(Data entries)
════════════════
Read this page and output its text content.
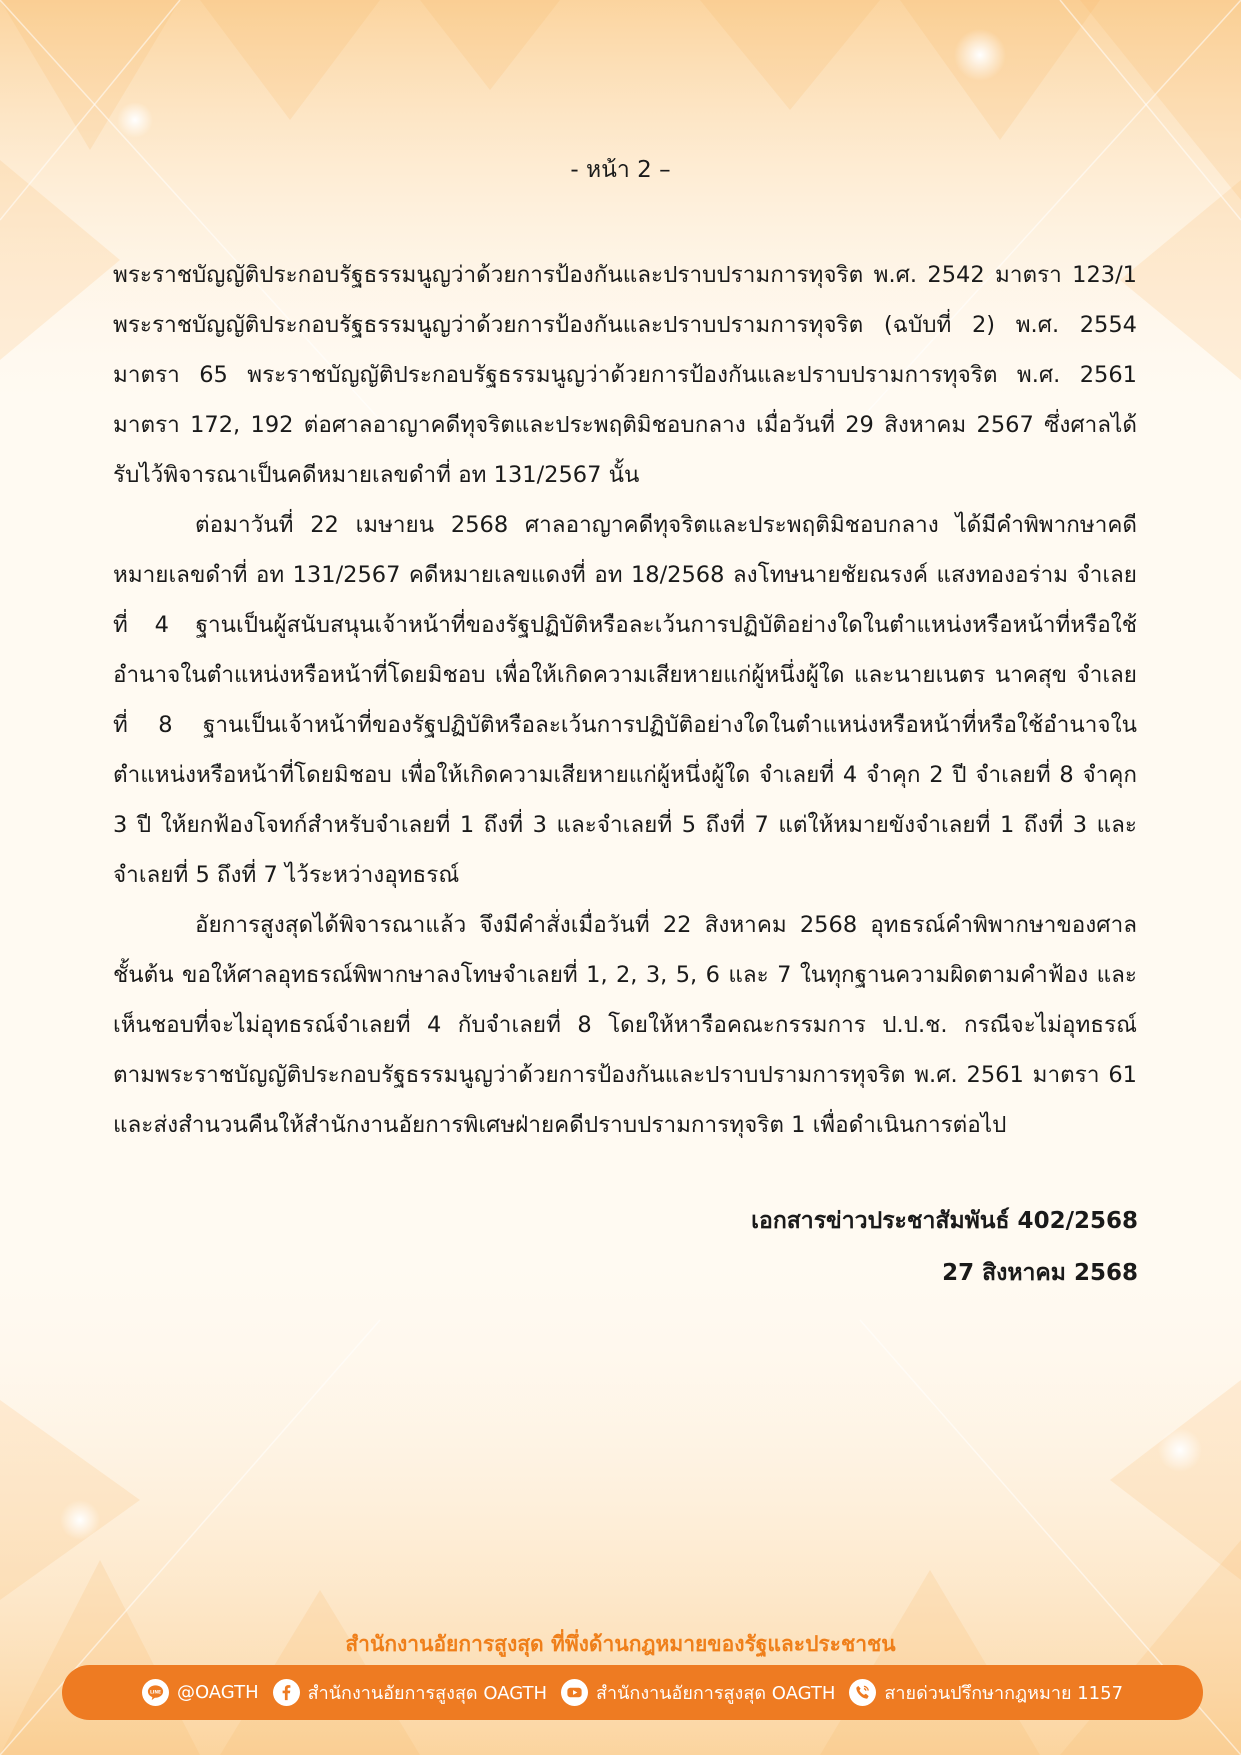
- หน้า 2 –

พระราชบัญญัติประกอบรัฐธรรมนูญว่าด้วยการป้องกันและปราบปรามการทุจริต พ.ศ. 2542 มาตรา 123/1 พระราชบัญญัติประกอบรัฐธรรมนูญว่าด้วยการป้องกันและปราบปรามการทุจริต (ฉบับที่ 2) พ.ศ. 2554 มาตรา 65 พระราชบัญญัติประกอบรัฐธรรมนูญว่าด้วยการป้องกันและปราบปรามการทุจริต พ.ศ. 2561 มาตรา 172, 192 ต่อศาลอาญาคดีทุจริตและประพฤติมิชอบกลาง เมื่อวันที่ 29 สิงหาคม 2567 ซึ่งศาลได้รับไว้พิจารณาเป็นคดีหมายเลขดำที่ อท 131/2567 นั้น

ต่อมาวันที่ 22 เมษายน 2568 ศาลอาญาคดีทุจริตและประพฤติมิชอบกลาง ได้มีคำพิพากษาคดีหมายเลขดำที่ อท 131/2567 คดีหมายเลขแดงที่ อท 18/2568 ลงโทษนายชัยณรงค์ แสงทองอร่าม จำเลยที่ 4 ฐานเป็นผู้สนับสนุนเจ้าหน้าที่ของรัฐปฏิบัติหรือละเว้นการปฏิบัติอย่างใดในตำแหน่งหรือหน้าที่หรือใช้อำนาจในตำแหน่งหรือหน้าที่โดยมิชอบ เพื่อให้เกิดความเสียหายแก่ผู้หนึ่งผู้ใด และนายเนตร นาคสุข จำเลยที่ 8 ฐานเป็นเจ้าหน้าที่ของรัฐปฏิบัติหรือละเว้นการปฏิบัติอย่างใดในตำแหน่งหรือหน้าที่หรือใช้อำนาจในตำแหน่งหรือหน้าที่โดยมิชอบ เพื่อให้เกิดความเสียหายแก่ผู้หนึ่งผู้ใด จำเลยที่ 4 จำคุก 2 ปี จำเลยที่ 8 จำคุก 3 ปี ให้ยกฟ้องโจทก์สำหรับจำเลยที่ 1 ถึงที่ 3 และจำเลยที่ 5 ถึงที่ 7 แต่ให้หมายขังจำเลยที่ 1 ถึงที่ 3 และจำเลยที่ 5 ถึงที่ 7 ไว้ระหว่างอุทธรณ์

อัยการสูงสุดได้พิจารณาแล้ว จึงมีคำสั่งเมื่อวันที่ 22 สิงหาคม 2568 อุทธรณ์คำพิพากษาของศาลชั้นต้น ขอให้ศาลอุทธรณ์พิพากษาลงโทษจำเลยที่ 1, 2, 3, 5, 6 และ 7 ในทุกฐานความผิดตามคำฟ้อง และเห็นชอบที่จะไม่อุทธรณ์จำเลยที่ 4 กับจำเลยที่ 8 โดยให้หารือคณะกรรมการ ป.ป.ช. กรณีจะไม่อุทธรณ์ตามพระราชบัญญัติประกอบรัฐธรรมนูญว่าด้วยการป้องกันและปราบปรามการทุจริต พ.ศ. 2561 มาตรา 61 และส่งสำนวนคืนให้สำนักงานอัยการพิเศษฝ่ายคดีปราบปรามการทุจริต 1 เพื่อดำเนินการต่อไป

เอกสารข่าวประชาสัมพันธ์ 402/2568
27 สิงหาคม 2568
สำนักงานอัยการสูงสุด ที่พึ่งด้านกฎหมายของรัฐและประชาชน
LINE @OAGTH	สำนักงานอัยการสูงสุด OAGTH	สำนักงานอัยการสูงสุด OAGTH	สายด่วนปรึกษากฎหมาย 1157
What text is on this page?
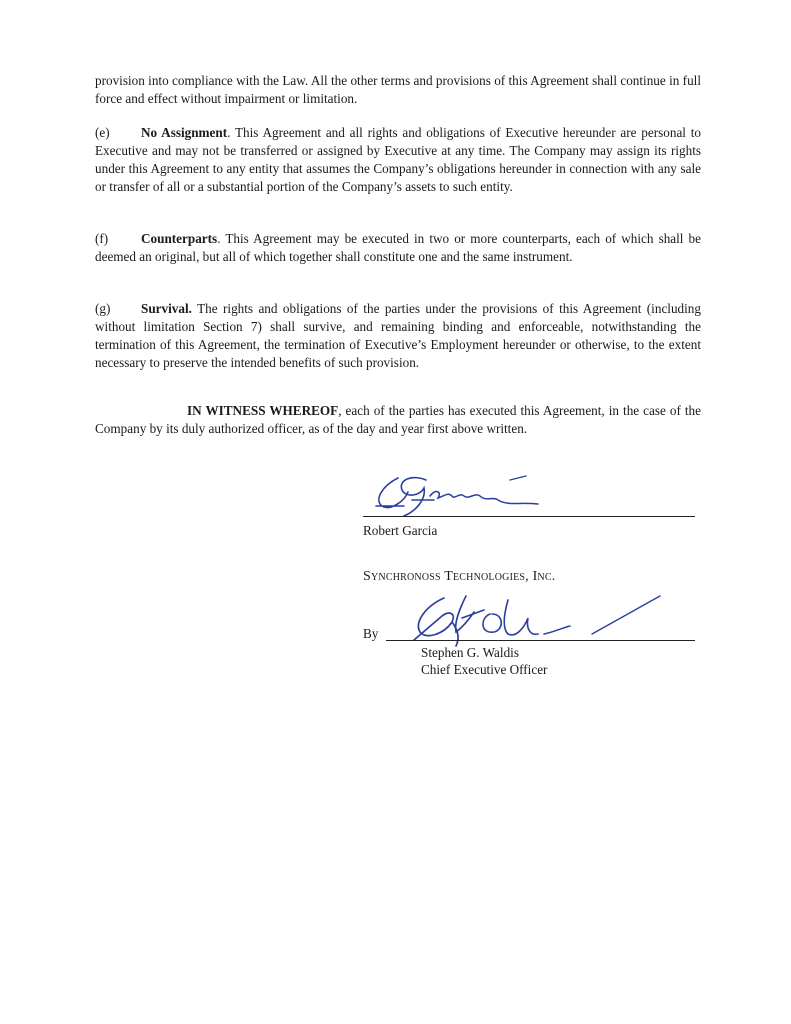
provision into compliance with the Law. All the other terms and provisions of this Agreement shall continue in full force and effect without impairment or limitation.

(e) No Assignment. This Agreement and all rights and obligations of Executive hereunder are personal to Executive and may not be transferred or assigned by Executive at any time. The Company may assign its rights under this Agreement to any entity that assumes the Company’s obligations hereunder in connection with any sale or transfer of all or a substantial portion of the Company’s assets to such entity.

(f) Counterparts. This Agreement may be executed in two or more counterparts, each of which shall be deemed an original, but all of which together shall constitute one and the same instrument.

(g) Survival. The rights and obligations of the parties under the provisions of this Agreement (including without limitation Section 7) shall survive, and remaining binding and enforceable, notwithstanding the termination of this Agreement, the termination of Executive’s Employment hereunder or otherwise, to the extent necessary to preserve the intended benefits of such provision.

IN WITNESS WHEREOF, each of the parties has executed this Agreement, in the case of the Company by its duly authorized officer, as of the day and year first above written.

Robert Garcia
Synchronoss Technologies, Inc.
By
Stephen G. Waldis
Chief Executive Officer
════════════════
WORK TO BE COMPLETED — Repeat exactly the lines from the one holding "What text is on this page?" through the last line of the entries, both included; the pictures do not belong in the copy.

SOLUTION —
What text is on this page?
provision into compliance with the Law. All the other terms and provisions of this Agreement shall continue in full force and effect without impairment or limitation.

(e) No Assignment. This Agreement and all rights and obligations of Executive hereunder are personal to Executive and may not be transferred or assigned by Executive at any time. The Company may assign its rights under this Agreement to any entity that assumes the Company’s obligations hereunder in connection with any sale or transfer of all or a substantial portion of the Company’s assets to such entity.

(f) Counterparts. This Agreement may be executed in two or more counterparts, each of which shall be deemed an original, but all of which together shall constitute one and the same instrument.

(g) Survival. The rights and obligations of the parties under the provisions of this Agreement (including without limitation Section 7) shall survive, and remaining binding and enforceable, notwithstanding the termination of this Agreement, the termination of Executive’s Employment hereunder or otherwise, to the extent necessary to preserve the intended benefits of such provision.

IN WITNESS WHEREOF, each of the parties has executed this Agreement, in the case of the Company by its duly authorized officer, as of the day and year first above written.

Robert Garcia
Synchronoss Technologies, Inc.
By
Stephen G. Waldis
Chief Executive Officer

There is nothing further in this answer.